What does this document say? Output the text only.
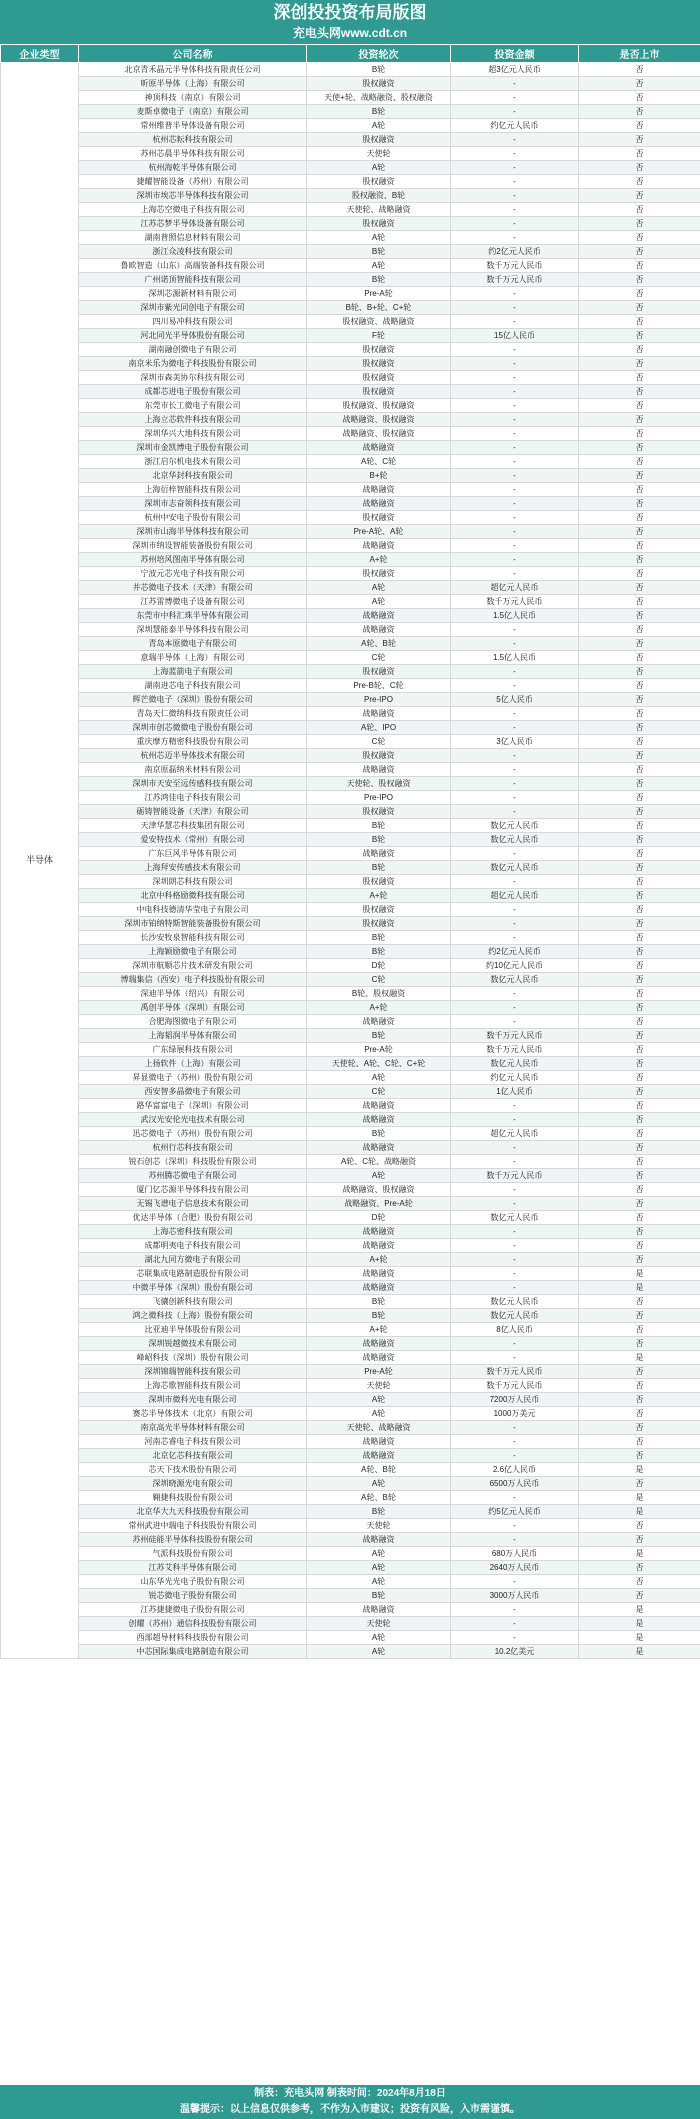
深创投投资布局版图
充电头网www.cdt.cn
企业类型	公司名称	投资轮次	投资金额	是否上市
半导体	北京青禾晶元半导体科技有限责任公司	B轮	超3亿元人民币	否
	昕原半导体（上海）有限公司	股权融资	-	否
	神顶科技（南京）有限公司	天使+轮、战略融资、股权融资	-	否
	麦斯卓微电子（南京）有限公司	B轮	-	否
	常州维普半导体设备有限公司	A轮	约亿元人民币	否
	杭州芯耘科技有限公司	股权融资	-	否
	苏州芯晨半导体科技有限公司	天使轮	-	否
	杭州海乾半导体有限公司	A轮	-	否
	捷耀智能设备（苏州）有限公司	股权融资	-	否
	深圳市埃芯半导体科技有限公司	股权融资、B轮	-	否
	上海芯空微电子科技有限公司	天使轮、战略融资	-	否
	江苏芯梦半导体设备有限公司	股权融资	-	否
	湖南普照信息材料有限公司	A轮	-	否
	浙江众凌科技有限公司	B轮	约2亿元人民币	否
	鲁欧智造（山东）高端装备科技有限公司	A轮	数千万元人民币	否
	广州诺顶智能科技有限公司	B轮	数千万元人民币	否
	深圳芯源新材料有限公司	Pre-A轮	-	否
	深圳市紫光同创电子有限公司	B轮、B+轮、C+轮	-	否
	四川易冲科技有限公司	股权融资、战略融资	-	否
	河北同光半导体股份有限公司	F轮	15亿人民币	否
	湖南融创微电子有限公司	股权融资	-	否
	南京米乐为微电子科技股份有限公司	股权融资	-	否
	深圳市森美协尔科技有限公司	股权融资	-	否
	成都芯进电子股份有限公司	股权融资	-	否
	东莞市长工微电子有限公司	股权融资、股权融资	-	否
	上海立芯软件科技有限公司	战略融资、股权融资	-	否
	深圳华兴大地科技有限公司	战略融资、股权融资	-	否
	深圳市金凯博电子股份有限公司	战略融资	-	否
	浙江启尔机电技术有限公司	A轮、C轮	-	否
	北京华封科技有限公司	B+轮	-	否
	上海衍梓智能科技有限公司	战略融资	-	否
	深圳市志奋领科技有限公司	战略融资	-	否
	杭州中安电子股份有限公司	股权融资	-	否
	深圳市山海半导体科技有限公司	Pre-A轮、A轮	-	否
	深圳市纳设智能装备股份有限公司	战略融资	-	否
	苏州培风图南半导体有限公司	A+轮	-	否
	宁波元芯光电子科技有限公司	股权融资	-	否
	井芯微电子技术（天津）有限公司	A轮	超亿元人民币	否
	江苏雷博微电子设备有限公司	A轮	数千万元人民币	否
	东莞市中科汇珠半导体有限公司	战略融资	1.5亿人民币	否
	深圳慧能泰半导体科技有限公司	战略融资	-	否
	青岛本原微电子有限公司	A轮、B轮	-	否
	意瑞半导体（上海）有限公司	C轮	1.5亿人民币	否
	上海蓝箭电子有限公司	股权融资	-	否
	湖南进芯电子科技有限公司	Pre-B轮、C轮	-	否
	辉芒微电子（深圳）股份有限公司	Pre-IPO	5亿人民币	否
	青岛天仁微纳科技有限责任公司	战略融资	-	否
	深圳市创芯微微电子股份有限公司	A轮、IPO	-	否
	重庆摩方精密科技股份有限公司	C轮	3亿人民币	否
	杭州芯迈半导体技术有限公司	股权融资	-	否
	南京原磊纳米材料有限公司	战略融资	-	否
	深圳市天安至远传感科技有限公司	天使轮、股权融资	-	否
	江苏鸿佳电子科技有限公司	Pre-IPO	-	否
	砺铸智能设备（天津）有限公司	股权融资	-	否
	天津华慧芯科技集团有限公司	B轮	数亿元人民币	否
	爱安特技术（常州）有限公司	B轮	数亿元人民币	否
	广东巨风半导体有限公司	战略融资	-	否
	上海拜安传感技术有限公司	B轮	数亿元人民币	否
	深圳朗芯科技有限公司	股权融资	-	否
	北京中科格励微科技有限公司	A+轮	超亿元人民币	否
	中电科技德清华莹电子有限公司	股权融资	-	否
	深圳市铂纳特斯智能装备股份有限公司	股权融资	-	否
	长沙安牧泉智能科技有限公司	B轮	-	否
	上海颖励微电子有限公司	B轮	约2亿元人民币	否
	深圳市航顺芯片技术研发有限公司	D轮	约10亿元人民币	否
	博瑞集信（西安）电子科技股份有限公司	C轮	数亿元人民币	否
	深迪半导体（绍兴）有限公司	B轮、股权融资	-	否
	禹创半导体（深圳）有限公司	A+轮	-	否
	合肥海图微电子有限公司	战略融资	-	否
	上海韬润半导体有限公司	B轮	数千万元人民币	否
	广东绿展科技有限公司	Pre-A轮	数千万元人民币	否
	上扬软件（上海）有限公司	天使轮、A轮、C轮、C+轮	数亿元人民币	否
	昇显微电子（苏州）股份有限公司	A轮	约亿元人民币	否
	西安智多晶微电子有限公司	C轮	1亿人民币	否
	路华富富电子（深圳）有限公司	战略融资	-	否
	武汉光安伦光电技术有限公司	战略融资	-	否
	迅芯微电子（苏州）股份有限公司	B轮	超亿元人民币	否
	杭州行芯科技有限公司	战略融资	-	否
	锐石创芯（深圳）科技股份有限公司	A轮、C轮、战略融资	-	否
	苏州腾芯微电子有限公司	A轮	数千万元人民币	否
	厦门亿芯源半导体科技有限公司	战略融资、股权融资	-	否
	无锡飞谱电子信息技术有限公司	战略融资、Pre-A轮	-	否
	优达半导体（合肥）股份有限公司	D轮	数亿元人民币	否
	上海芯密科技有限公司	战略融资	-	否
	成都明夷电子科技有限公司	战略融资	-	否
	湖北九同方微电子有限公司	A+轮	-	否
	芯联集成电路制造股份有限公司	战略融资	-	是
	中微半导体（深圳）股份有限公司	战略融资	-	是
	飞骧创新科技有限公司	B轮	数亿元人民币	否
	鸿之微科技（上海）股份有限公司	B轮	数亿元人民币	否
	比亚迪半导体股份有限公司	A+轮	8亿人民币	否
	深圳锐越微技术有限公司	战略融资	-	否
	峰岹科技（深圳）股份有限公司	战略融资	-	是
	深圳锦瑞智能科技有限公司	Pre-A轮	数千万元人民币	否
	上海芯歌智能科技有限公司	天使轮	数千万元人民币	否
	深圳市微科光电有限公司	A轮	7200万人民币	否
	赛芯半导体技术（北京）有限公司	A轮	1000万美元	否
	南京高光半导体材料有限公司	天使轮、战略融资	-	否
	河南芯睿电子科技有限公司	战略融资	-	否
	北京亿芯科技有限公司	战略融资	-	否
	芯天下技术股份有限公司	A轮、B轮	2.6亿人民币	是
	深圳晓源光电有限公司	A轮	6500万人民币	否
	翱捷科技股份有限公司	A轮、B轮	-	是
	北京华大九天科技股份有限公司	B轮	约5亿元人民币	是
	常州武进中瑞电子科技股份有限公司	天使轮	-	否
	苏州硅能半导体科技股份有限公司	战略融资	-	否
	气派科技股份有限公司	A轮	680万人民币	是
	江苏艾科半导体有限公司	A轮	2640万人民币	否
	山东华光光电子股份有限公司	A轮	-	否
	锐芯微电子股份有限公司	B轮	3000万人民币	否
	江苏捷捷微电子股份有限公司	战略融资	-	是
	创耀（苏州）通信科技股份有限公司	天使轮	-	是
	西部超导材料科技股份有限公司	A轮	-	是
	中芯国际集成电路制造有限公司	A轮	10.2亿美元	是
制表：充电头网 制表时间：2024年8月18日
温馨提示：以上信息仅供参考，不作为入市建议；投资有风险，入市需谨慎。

Stated goal: Identify which lines contain the word "数亿元人民币" and copy each one.

The reply:
	天津华慧芯科技集团有限公司	B轮	数亿元人民币	否
	爱安特技术（常州）有限公司	B轮	数亿元人民币	否
	上海拜安传感技术有限公司	B轮	数亿元人民币	否
	博瑞集信（西安）电子科技股份有限公司	C轮	数亿元人民币	否
	上扬软件（上海）有限公司	天使轮、A轮、C轮、C+轮	数亿元人民币	否
	优达半导体（合肥）股份有限公司	D轮	数亿元人民币	否
	飞骧创新科技有限公司	B轮	数亿元人民币	否
	鸿之微科技（上海）股份有限公司	B轮	数亿元人民币	否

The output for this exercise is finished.